◆ Aim of the task ◆
Restate the records below word for word, and omit the images they hold.

#### Data section

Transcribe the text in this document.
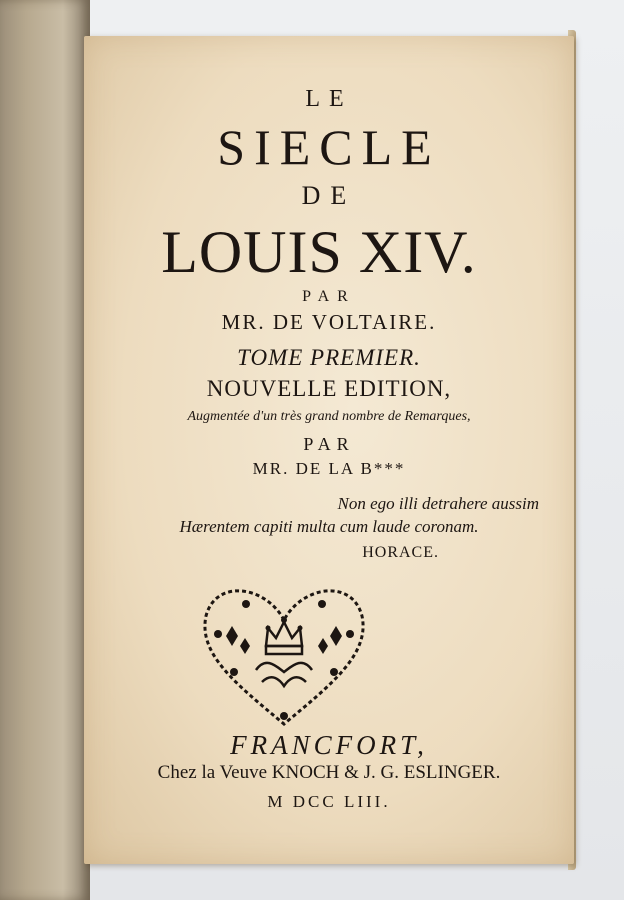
LE
SIECLE
DE
LOUIS XIV.
PAR
MR. DE VOLTAIRE.
TOME PREMIER.
NOUVELLE EDITION,
Augmentée d'un très grand nombre de Remarques,
PAR
MR. DE LA B***
Non ego illi detrahere aussim
Hærentem capiti multa cum laude coronam.
HORACE.
FRANCFORT,
Chez la Veuve KNOCH & J. G. ESLINGER.
M DCC LIII.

########

◆ Answer to this task ◆
Transcribe the text in this document.
LE
SIECLE
DE
LOUIS XIV.
PAR
MR. DE VOLTAIRE.
TOME PREMIER.
NOUVELLE EDITION,
Augmentée d'un très grand nombre de Remarques,
PAR
MR. DE LA B***
Non ego illi detrahere aussim
Hærentem capiti multa cum laude coronam.
HORACE.
FRANCFORT,
Chez la Veuve KNOCH & J. G. ESLINGER.
M DCC LIII.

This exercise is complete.